_WHAT THE EXERCISE ASKS_
Look for the word "Лопатино" in the entries below, then copy every line that has it.

_Data entries_
--------------------------------------------------
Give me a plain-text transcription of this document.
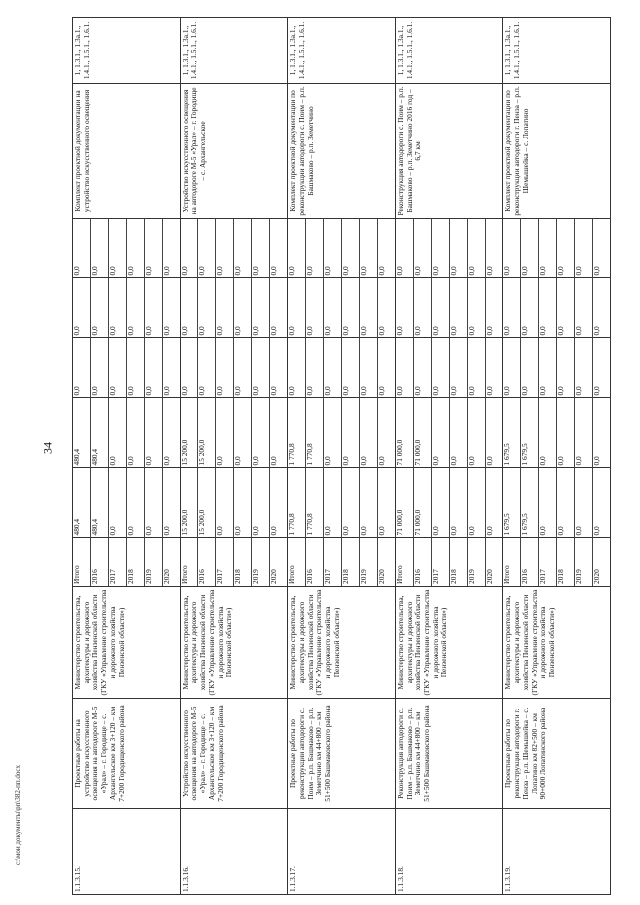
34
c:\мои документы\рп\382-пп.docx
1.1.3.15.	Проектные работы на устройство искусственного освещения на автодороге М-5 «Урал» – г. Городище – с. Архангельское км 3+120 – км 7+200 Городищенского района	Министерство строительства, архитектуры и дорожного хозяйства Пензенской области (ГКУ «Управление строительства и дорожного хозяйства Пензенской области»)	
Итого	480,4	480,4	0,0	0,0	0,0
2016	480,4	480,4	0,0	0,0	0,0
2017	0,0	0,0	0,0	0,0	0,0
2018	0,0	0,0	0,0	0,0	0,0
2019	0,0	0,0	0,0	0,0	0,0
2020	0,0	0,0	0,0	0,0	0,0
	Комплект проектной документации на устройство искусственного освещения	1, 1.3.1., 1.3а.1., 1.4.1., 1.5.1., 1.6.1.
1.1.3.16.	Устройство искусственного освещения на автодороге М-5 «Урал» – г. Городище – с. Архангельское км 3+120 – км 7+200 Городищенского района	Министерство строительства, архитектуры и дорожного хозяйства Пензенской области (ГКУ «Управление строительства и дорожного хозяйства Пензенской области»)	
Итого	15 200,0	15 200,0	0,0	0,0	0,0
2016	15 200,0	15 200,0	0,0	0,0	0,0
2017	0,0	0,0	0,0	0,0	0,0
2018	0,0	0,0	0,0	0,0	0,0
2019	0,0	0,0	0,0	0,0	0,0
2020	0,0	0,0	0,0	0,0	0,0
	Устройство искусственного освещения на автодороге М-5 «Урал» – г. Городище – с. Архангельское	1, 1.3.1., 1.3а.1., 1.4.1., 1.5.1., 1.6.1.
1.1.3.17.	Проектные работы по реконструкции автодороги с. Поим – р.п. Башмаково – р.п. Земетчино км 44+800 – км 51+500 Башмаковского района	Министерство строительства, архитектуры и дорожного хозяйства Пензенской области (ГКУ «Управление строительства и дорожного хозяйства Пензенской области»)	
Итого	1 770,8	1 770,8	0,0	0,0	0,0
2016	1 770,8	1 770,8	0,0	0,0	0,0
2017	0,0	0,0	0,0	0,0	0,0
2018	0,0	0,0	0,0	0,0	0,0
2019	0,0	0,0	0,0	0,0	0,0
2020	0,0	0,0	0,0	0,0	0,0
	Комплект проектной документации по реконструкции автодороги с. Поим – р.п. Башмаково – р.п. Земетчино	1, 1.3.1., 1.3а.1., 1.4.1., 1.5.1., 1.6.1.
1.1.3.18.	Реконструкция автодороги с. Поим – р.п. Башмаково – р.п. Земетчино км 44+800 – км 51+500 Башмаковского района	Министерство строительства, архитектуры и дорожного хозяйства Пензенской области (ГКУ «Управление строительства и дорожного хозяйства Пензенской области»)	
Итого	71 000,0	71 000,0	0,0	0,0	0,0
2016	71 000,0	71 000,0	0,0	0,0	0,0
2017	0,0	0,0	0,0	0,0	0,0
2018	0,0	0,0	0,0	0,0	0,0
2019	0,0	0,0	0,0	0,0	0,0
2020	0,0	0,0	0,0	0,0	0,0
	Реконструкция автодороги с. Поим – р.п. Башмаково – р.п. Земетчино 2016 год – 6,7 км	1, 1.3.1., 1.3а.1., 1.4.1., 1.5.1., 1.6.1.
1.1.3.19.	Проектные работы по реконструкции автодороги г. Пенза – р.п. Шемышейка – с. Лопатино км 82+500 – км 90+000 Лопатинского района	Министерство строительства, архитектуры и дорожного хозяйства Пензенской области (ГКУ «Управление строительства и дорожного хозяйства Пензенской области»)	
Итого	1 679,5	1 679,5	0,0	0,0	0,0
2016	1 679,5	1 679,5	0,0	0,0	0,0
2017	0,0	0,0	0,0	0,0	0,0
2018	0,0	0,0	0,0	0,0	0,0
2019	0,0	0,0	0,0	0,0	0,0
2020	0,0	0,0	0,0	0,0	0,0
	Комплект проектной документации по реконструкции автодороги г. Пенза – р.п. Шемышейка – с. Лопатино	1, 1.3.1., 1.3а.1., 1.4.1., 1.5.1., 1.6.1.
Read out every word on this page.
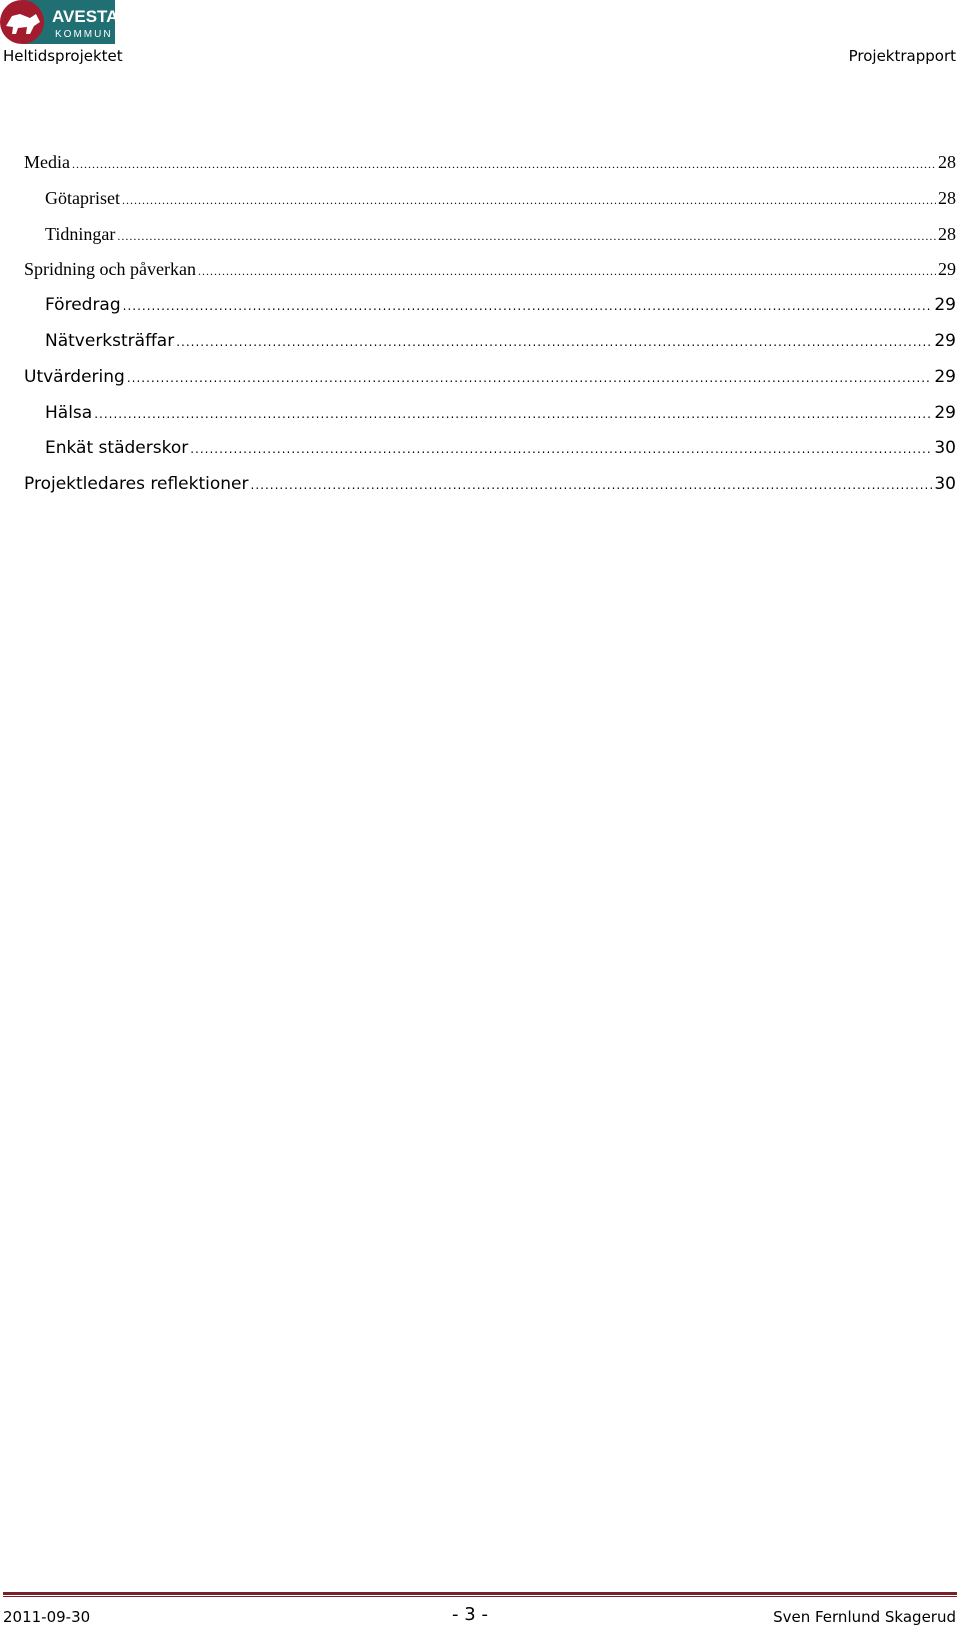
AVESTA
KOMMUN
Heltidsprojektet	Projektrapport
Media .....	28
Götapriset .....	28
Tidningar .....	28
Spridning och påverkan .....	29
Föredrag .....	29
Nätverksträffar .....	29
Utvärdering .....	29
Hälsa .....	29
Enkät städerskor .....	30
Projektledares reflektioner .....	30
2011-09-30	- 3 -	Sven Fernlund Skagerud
--------------------------------------------------
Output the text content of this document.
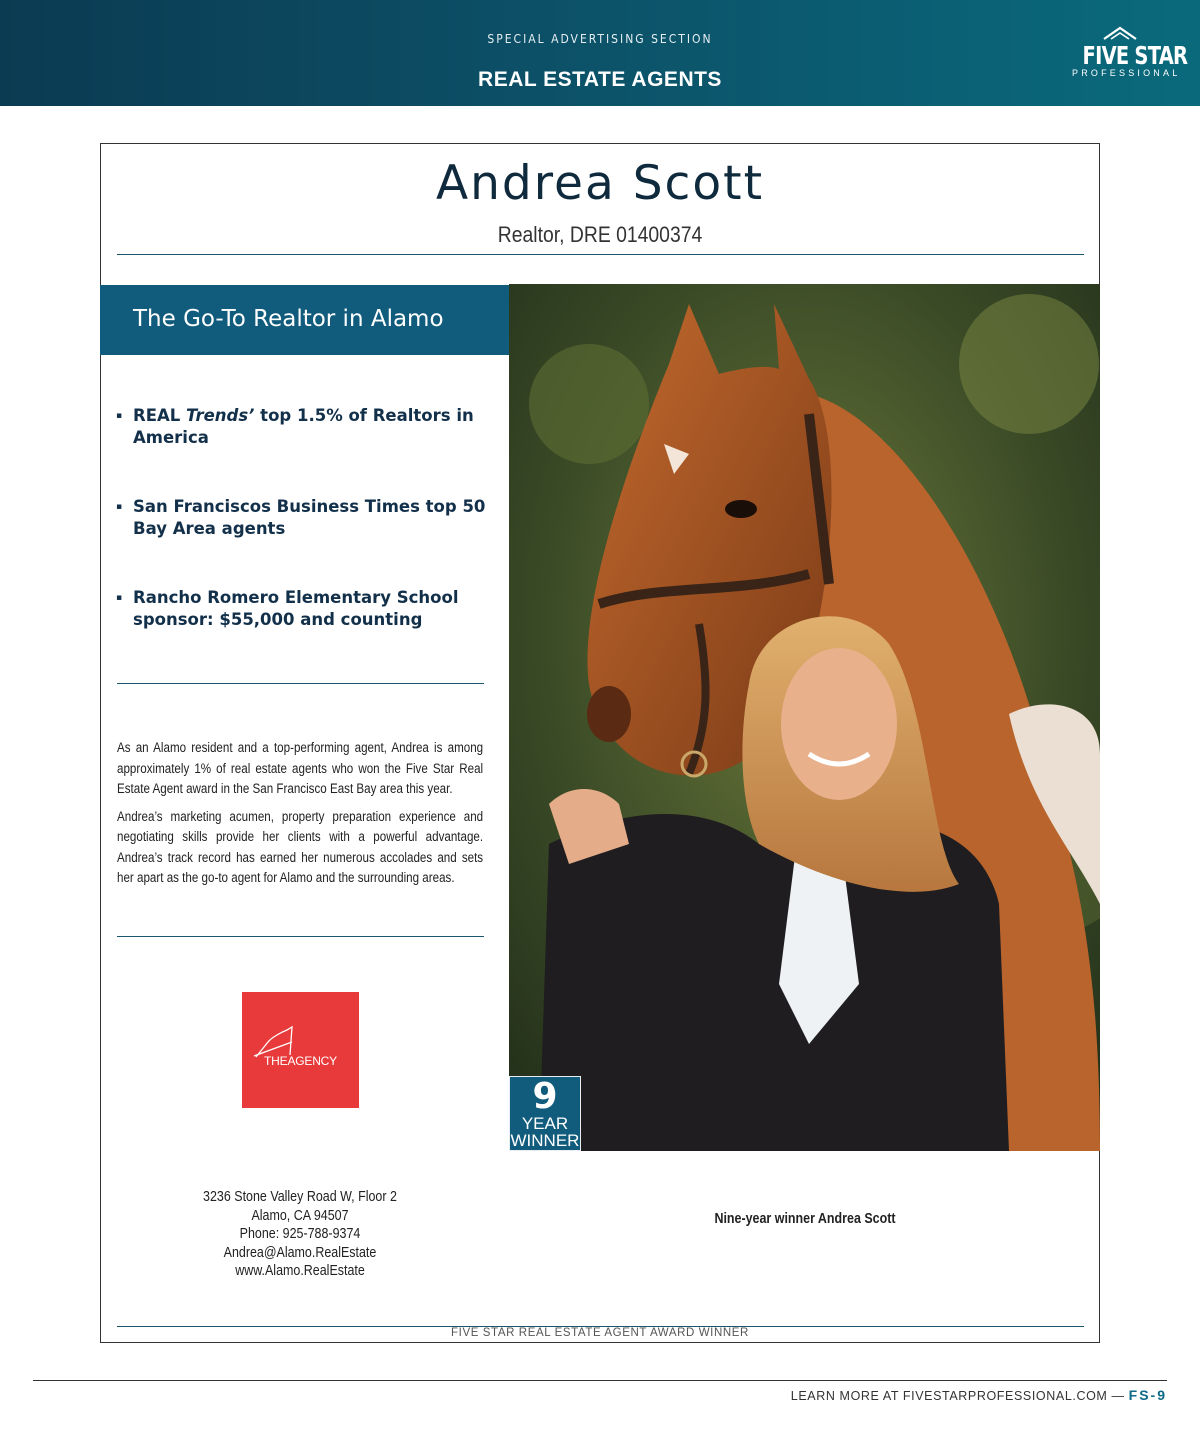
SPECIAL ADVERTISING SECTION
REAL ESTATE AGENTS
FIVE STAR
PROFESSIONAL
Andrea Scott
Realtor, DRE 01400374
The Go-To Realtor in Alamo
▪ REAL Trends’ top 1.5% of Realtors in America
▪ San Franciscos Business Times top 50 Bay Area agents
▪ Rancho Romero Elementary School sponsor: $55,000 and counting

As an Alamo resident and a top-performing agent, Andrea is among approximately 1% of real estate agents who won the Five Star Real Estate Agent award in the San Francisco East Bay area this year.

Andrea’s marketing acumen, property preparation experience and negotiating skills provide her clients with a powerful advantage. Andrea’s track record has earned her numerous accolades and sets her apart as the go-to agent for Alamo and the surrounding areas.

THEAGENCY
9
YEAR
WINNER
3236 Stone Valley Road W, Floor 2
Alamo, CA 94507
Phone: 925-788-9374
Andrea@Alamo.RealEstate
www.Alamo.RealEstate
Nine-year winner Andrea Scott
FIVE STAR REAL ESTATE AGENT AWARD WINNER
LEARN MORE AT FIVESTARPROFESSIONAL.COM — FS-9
--------------------------------------------------
_EXPECTED ANSWER_
1.1.3.19.	Проектные работы по реконструкции автодороги г. Пенза – р.п. Шемышейка – с. Лопатино км 82+500 – км 90+000 Лопатинского района	Министерство строительства, архитектуры и дорожного хозяйства Пензенской области (ГКУ «Управление строительства и дорожного хозяйства Пензенской области»)	
	Комплект проектной документации по реконструкции автодороги г. Пенза – р.п. Шемышейка – с. Лопатино	1, 1.3.1., 1.3а.1., 1.4.1., 1.5.1., 1.6.1.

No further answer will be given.